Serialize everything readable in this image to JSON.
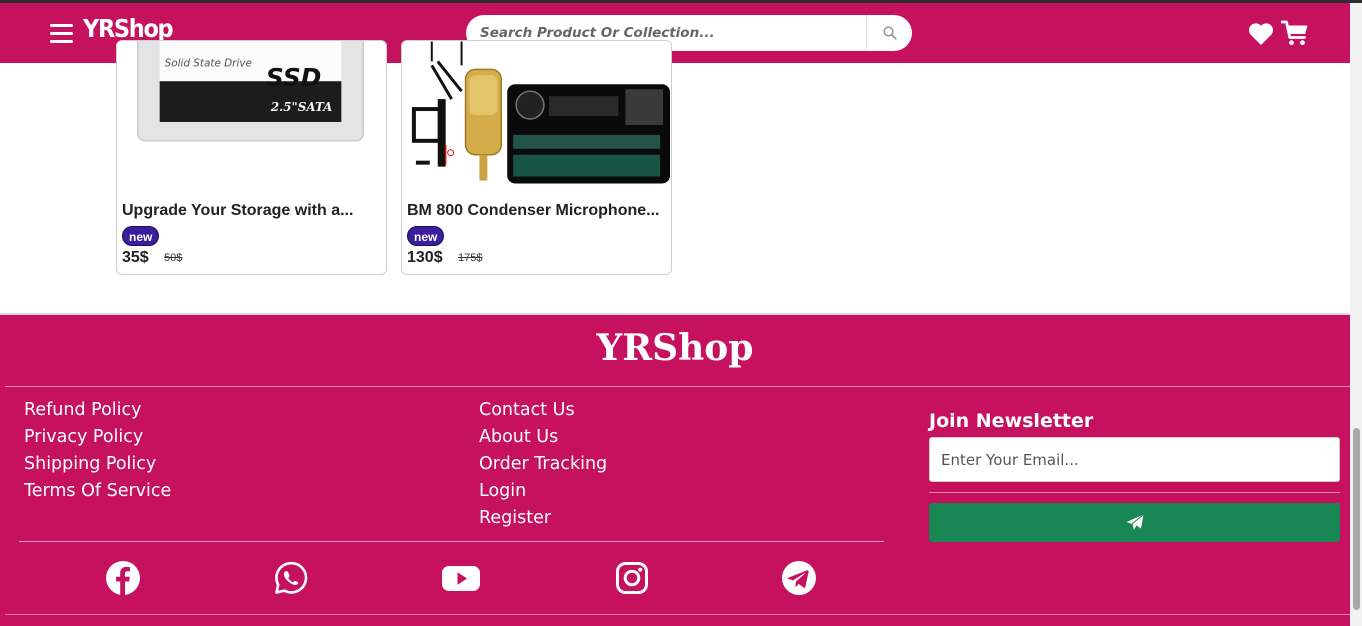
{
  "header": {
    "logo": "YRShop",
    "search_placeholder": "Search Product Or Collection...",
    "icons": [
      "menu-icon",
      "search-icon",
      "heart-icon",
      "cart-icon"
    ]
  },
  "products": [
    {
      "title": "Upgrade Your Storage with a...",
      "badge": "new",
      "price": "35$",
      "old_price": "50$",
      "image_text": {
        "line1": "Solid State Drive",
        "line2": "SSD",
        "line3": "2.5\"SATA"
      }
    },
    {
      "title": "BM 800 Condenser Microphone...",
      "badge": "new",
      "price": "130$",
      "old_price": "175$"
    }
  ],
  "footer": {
    "logo": "YRShop",
    "policy_links": [
      "Refund Policy",
      "Privacy Policy",
      "Shipping Policy",
      "Terms Of Service"
    ],
    "info_links": [
      "Contact Us",
      "About Us",
      "Order Tracking",
      "Login",
      "Register"
    ],
    "newsletter": {
      "title": "Join Newsletter",
      "placeholder": "Enter Your Email..."
    },
    "social": [
      "facebook-icon",
      "whatsapp-icon",
      "youtube-icon",
      "instagram-icon",
      "telegram-icon"
    ]
  },
  "colors": {
    "brand": "#c5115e",
    "badge": "#3b1e9e",
    "send_button": "#198754"
  }
}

-=-=-=-=-

**PROBLEM:** Copy all lines from the data that hold the word "title".

**CORRECT ANSWER:**
      "title": "Upgrade Your Storage with a...",
      "title": "BM 800 Condenser Microphone...",
      "title": "Join Newsletter",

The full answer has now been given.